• What the task asks: Your task is to transcribe the data in full.

• Records supplied:

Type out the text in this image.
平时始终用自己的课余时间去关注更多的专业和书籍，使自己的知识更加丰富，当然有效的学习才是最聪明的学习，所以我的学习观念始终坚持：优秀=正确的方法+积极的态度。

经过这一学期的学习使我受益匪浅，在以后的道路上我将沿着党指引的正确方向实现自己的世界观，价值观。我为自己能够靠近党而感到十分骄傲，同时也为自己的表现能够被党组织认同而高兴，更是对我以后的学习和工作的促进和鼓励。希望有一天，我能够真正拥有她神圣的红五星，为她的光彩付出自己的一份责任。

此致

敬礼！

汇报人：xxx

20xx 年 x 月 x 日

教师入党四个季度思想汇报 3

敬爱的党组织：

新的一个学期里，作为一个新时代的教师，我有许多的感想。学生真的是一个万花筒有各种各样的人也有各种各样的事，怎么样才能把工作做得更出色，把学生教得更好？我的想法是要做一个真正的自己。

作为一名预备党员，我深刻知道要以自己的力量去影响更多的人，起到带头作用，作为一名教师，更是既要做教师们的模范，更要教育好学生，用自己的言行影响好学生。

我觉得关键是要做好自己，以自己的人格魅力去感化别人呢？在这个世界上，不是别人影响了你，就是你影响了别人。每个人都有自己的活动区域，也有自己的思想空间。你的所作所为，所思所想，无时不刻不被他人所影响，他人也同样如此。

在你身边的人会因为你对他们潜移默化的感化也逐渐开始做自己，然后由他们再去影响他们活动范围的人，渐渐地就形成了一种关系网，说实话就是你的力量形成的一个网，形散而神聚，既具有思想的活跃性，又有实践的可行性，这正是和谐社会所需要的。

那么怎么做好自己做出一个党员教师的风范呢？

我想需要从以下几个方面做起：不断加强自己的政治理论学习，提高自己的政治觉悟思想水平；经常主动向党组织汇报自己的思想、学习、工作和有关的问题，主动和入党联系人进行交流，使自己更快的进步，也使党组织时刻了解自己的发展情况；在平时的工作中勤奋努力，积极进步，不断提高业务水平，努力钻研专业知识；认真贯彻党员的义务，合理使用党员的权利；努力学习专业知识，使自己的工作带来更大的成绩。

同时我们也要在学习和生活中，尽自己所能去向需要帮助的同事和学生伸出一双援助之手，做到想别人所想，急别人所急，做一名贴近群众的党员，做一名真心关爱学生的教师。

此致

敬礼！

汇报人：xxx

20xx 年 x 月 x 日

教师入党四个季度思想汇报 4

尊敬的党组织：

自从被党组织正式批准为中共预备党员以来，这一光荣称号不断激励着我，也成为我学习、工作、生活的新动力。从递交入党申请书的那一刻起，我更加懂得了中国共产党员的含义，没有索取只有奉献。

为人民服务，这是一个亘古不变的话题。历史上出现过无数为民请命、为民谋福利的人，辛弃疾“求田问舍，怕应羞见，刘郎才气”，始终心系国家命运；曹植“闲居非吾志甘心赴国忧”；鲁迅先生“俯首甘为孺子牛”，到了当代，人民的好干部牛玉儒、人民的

• Worked answer:
Type out the text in this image.
平时始终用自己的课余时间去关注更多的专业和书籍，使自己的知识更加丰富，当然有效的学习才是最聪明的学习，所以我的学习观念始终坚持：优秀=正确的方法+积极的态度。

经过这一学期的学习使我受益匪浅，在以后的道路上我将沿着党指引的正确方向实现自己的世界观，价值观。我为自己能够靠近党而感到十分骄傲，同时也为自己的表现能够被党组织认同而高兴，更是对我以后的学习和工作的促进和鼓励。希望有一天，我能够真正拥有她神圣的红五星，为她的光彩付出自己的一份责任。

此致

敬礼！

汇报人：xxx

20xx 年 x 月 x 日

教师入党四个季度思想汇报 3

敬爱的党组织：

新的一个学期里，作为一个新时代的教师，我有许多的感想。学生真的是一个万花筒有各种各样的人也有各种各样的事，怎么样才能把工作做得更出色，把学生教得更好？我的想法是要做一个真正的自己。

作为一名预备党员，我深刻知道要以自己的力量去影响更多的人，起到带头作用，作为一名教师，更是既要做教师们的模范，更要教育好学生，用自己的言行影响好学生。

我觉得关键是要做好自己，以自己的人格魅力去感化别人呢？在这个世界上，不是别人影响了你，就是你影响了别人。每个人都有自己的活动区域，也有自己的思想空间。你的所作所为，所思所想，无时不刻不被他人所影响，他人也同样如此。

在你身边的人会因为你对他们潜移默化的感化也逐渐开始做自己，然后由他们再去影响他们活动范围的人，渐渐地就形成了一种关系网，说实话就是你的力量形成的一个网，形散而神聚，既具有思想的活跃性，又有实践的可行性，这正是和谐社会所需要的。

那么怎么做好自己做出一个党员教师的风范呢？

我想需要从以下几个方面做起：不断加强自己的政治理论学习，提高自己的政治觉悟思想水平；经常主动向党组织汇报自己的思想、学习、工作和有关的问题，主动和入党联系人进行交流，使自己更快的进步，也使党组织时刻了解自己的发展情况；在平时的工作中勤奋努力，积极进步，不断提高业务水平，努力钻研专业知识；认真贯彻党员的义务，合理使用党员的权利；努力学习专业知识，使自己的工作带来更大的成绩。

同时我们也要在学习和生活中，尽自己所能去向需要帮助的同事和学生伸出一双援助之手，做到想别人所想，急别人所急，做一名贴近群众的党员，做一名真心关爱学生的教师。

此致

敬礼！

汇报人：xxx

20xx 年 x 月 x 日

教师入党四个季度思想汇报 4

尊敬的党组织：

自从被党组织正式批准为中共预备党员以来，这一光荣称号不断激励着我，也成为我学习、工作、生活的新动力。从递交入党申请书的那一刻起，我更加懂得了中国共产党员的含义，没有索取只有奉献。

为人民服务，这是一个亘古不变的话题。历史上出现过无数为民请命、为民谋福利的人，辛弃疾“求田问舍，怕应羞见，刘郎才气”，始终心系国家命运；曹植“闲居非吾志甘心赴国忧”；鲁迅先生“俯首甘为孺子牛”，到了当代，人民的好干部牛玉儒、人民的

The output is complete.